Goal:
Using the data below, gather each line that includes the word "this".

*** Records for processing

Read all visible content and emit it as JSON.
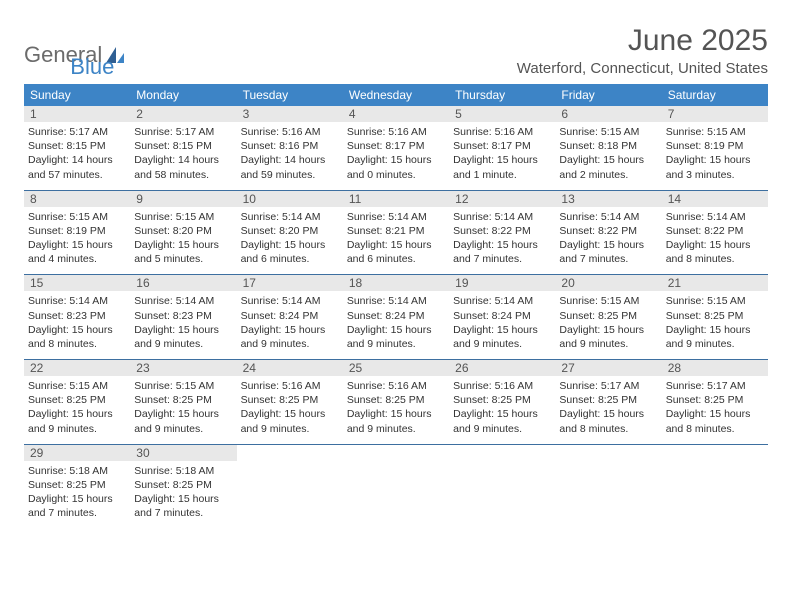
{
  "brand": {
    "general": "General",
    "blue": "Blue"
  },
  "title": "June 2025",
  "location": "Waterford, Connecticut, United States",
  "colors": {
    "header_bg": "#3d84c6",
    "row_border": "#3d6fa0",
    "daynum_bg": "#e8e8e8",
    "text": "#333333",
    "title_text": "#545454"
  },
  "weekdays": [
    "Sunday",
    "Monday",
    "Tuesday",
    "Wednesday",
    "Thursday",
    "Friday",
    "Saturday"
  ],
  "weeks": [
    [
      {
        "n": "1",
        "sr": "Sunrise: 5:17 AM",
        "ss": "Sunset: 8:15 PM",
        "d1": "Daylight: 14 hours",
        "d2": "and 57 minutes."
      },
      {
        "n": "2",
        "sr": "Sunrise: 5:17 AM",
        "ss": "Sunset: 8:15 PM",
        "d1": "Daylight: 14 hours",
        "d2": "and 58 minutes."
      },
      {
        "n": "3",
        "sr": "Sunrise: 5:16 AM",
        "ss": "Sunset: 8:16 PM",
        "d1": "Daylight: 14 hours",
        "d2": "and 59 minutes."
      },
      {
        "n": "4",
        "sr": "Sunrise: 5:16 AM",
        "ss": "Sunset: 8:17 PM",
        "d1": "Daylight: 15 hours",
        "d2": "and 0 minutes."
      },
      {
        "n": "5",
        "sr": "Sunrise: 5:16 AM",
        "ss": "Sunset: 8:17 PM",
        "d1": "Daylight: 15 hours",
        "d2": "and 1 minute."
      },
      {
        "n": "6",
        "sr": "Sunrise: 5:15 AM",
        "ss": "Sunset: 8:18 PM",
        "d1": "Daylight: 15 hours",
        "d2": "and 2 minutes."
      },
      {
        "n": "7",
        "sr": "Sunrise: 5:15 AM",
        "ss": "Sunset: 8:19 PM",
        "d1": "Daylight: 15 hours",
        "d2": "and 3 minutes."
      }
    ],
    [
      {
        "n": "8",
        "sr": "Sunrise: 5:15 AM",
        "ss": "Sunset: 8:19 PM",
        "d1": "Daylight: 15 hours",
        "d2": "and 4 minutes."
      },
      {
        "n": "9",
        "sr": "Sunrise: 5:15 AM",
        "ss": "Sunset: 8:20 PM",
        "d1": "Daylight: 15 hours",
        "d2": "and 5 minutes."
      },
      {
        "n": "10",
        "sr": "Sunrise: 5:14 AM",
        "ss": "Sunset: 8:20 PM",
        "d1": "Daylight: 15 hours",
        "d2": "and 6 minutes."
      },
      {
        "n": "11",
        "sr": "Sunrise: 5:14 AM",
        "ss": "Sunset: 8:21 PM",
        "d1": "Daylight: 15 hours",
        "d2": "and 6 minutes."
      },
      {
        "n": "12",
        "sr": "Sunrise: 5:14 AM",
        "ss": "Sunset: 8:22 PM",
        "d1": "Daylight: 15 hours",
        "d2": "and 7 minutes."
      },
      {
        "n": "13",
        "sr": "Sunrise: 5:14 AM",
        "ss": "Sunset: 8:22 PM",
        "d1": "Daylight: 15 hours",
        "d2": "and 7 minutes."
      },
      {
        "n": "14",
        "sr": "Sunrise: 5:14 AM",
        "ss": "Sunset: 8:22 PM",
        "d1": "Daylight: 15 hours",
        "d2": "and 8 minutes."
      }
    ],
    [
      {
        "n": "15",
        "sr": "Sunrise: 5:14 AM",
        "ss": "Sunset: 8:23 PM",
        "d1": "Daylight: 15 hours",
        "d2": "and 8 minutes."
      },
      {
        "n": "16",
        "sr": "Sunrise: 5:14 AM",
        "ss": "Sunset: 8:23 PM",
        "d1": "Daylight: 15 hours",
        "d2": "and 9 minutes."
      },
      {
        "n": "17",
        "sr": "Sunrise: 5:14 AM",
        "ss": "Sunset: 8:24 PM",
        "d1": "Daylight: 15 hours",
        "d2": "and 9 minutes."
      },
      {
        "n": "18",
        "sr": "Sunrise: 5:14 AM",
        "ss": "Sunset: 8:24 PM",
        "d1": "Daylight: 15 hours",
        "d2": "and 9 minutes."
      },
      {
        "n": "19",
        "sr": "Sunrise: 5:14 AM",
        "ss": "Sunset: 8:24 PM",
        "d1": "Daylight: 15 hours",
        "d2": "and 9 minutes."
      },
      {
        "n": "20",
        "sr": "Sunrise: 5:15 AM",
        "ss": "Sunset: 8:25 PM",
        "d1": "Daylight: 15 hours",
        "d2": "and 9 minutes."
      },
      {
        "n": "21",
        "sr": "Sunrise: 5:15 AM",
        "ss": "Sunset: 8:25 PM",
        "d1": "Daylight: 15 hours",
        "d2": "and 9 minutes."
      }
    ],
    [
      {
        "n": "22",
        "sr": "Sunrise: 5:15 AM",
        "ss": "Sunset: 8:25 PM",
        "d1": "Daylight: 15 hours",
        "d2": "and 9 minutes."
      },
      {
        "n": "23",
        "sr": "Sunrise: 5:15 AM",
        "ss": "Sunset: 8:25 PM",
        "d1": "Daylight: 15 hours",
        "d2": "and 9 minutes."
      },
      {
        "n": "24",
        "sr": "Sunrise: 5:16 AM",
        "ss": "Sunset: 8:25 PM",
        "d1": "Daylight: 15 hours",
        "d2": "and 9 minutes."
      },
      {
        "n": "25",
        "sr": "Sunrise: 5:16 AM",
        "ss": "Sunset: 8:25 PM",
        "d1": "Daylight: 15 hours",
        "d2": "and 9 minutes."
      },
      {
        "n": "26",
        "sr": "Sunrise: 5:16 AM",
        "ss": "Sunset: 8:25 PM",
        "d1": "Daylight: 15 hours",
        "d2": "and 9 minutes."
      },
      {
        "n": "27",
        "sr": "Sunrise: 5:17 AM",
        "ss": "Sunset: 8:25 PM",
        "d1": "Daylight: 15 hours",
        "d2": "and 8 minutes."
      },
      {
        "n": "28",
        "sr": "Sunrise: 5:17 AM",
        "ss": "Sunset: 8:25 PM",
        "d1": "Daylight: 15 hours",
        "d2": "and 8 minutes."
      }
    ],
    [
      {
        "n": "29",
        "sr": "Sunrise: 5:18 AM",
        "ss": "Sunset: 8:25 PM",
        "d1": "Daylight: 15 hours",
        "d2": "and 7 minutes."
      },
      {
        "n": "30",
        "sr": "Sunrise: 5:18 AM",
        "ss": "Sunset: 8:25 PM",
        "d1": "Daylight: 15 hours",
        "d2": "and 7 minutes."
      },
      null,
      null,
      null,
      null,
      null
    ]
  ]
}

******
*** Records for processing

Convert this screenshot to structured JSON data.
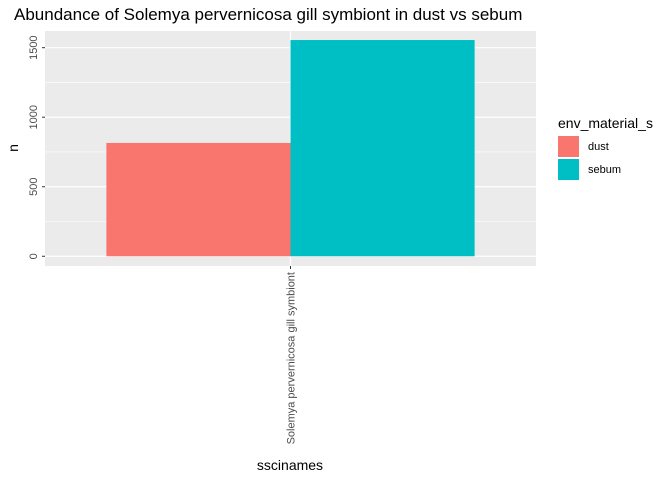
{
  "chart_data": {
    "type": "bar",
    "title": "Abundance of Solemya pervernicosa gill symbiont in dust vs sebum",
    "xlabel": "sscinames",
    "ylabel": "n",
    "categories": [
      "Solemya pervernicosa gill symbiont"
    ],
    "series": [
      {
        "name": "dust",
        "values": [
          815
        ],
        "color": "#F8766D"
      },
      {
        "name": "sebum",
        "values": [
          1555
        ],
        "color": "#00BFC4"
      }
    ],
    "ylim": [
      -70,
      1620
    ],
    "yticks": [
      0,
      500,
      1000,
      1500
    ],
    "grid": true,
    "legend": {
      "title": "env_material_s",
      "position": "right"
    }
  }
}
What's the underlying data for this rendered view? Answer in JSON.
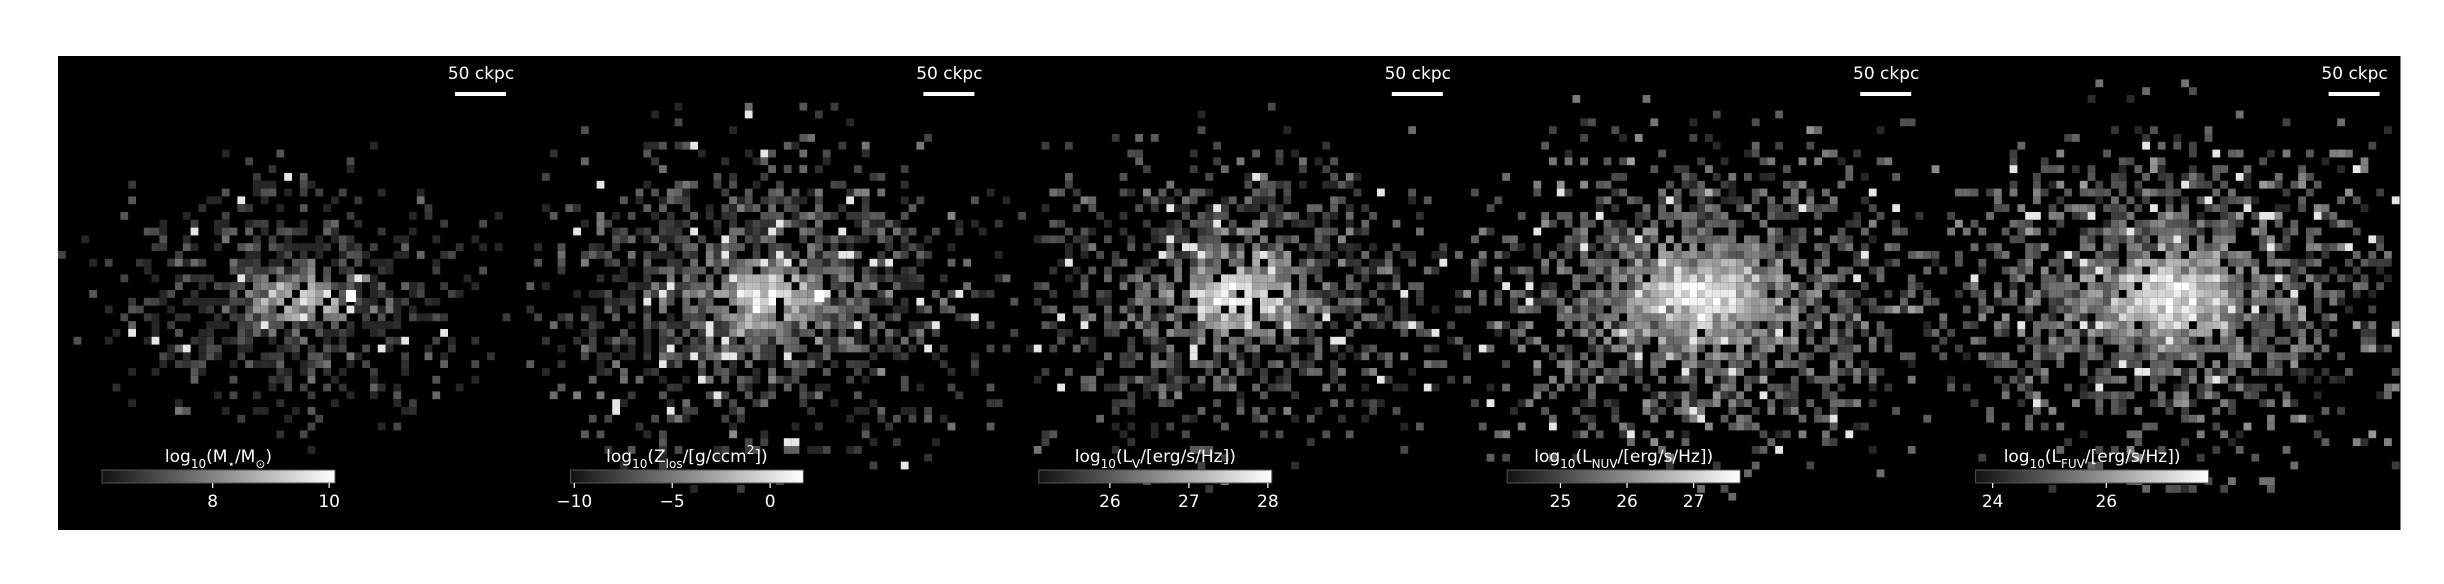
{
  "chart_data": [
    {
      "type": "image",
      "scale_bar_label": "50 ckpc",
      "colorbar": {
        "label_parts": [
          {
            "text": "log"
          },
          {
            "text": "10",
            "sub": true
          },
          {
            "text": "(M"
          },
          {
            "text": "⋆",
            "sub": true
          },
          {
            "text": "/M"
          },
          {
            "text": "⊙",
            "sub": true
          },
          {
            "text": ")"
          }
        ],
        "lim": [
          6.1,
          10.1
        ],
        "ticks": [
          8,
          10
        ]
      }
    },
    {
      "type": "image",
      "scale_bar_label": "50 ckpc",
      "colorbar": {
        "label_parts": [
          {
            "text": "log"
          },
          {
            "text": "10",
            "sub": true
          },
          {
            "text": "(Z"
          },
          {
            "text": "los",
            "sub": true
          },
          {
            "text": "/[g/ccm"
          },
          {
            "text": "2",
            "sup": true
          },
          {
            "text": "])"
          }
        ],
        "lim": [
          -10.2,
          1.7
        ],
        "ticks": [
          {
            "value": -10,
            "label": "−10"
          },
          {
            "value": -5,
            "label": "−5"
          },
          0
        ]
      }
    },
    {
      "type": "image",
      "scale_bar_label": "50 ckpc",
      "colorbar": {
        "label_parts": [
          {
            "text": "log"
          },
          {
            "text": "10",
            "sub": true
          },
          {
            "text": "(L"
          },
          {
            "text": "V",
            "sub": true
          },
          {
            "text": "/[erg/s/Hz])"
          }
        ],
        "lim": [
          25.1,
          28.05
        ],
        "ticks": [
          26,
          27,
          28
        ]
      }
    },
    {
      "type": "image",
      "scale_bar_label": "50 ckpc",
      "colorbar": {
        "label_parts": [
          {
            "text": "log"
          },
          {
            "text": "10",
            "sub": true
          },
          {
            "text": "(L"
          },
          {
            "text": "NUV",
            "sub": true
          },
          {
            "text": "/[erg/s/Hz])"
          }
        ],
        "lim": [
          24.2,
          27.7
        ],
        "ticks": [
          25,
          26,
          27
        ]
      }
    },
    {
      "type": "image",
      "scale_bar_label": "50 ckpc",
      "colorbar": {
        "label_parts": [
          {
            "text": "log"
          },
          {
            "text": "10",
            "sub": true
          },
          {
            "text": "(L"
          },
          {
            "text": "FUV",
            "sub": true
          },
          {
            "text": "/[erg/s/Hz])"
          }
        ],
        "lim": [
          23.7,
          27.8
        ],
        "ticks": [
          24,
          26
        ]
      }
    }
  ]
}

******
*** Records for processing

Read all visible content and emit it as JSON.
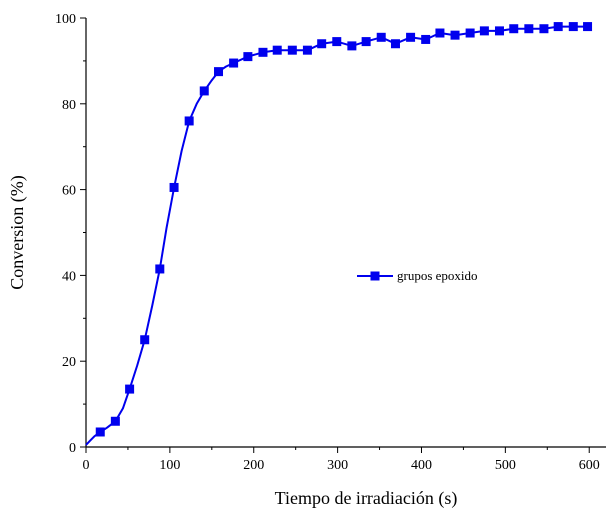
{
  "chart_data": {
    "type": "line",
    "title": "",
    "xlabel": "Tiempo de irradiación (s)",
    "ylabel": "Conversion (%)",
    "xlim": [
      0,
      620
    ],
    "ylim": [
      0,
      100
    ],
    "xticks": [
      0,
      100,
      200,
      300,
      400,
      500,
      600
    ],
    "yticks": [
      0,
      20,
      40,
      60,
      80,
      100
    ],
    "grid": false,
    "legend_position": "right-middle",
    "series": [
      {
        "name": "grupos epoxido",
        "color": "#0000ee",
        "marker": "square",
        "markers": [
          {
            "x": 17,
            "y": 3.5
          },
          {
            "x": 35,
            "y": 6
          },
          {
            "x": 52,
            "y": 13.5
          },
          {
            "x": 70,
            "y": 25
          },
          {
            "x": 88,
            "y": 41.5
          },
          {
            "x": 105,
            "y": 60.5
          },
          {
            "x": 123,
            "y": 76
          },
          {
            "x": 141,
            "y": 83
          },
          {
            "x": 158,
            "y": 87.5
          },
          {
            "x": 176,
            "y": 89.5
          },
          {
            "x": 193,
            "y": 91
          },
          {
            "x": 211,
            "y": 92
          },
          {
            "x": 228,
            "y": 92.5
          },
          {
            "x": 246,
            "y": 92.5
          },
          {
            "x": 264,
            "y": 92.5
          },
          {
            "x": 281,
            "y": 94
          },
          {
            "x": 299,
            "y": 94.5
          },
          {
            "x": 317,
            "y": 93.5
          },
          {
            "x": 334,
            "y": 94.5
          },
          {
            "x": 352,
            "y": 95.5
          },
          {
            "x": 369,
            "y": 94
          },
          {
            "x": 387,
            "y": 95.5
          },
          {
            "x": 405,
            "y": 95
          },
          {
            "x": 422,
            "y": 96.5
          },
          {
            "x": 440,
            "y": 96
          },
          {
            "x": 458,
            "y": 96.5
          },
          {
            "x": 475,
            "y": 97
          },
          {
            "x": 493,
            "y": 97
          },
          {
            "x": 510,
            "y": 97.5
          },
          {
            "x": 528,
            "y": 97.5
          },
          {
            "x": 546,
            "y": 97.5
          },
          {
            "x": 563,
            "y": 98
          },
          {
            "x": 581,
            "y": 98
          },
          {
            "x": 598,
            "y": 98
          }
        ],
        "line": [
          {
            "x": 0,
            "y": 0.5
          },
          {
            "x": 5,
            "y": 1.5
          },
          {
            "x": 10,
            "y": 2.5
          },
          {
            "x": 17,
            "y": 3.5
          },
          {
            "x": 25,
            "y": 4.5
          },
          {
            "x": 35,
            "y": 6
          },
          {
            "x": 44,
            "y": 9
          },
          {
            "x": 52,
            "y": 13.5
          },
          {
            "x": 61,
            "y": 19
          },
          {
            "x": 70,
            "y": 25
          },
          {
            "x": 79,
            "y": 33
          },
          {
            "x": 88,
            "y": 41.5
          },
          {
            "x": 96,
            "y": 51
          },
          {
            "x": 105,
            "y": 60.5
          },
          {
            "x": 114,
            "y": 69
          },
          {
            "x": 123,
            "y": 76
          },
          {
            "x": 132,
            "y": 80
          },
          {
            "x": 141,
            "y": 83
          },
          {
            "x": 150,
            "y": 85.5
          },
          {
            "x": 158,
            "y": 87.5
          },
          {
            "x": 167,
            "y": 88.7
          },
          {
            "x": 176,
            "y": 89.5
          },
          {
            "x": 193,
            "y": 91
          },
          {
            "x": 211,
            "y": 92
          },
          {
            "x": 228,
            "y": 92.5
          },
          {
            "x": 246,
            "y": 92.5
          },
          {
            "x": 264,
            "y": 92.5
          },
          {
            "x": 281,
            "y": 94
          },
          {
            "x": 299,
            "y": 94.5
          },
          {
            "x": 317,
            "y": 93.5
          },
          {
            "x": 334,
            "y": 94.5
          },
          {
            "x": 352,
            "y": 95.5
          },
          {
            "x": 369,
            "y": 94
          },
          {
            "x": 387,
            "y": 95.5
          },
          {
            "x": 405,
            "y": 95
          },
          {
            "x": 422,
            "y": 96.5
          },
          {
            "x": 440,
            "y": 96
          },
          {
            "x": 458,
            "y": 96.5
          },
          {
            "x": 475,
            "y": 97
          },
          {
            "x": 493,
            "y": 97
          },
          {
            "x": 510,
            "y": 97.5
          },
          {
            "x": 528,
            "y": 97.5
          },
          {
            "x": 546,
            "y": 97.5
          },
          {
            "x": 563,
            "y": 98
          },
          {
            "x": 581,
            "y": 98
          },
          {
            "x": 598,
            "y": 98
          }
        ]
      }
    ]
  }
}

******

Answer to the exercise:
Convert this screenshot to structured JSON data.
What's the underlying data for this rendered view? Answer in JSON.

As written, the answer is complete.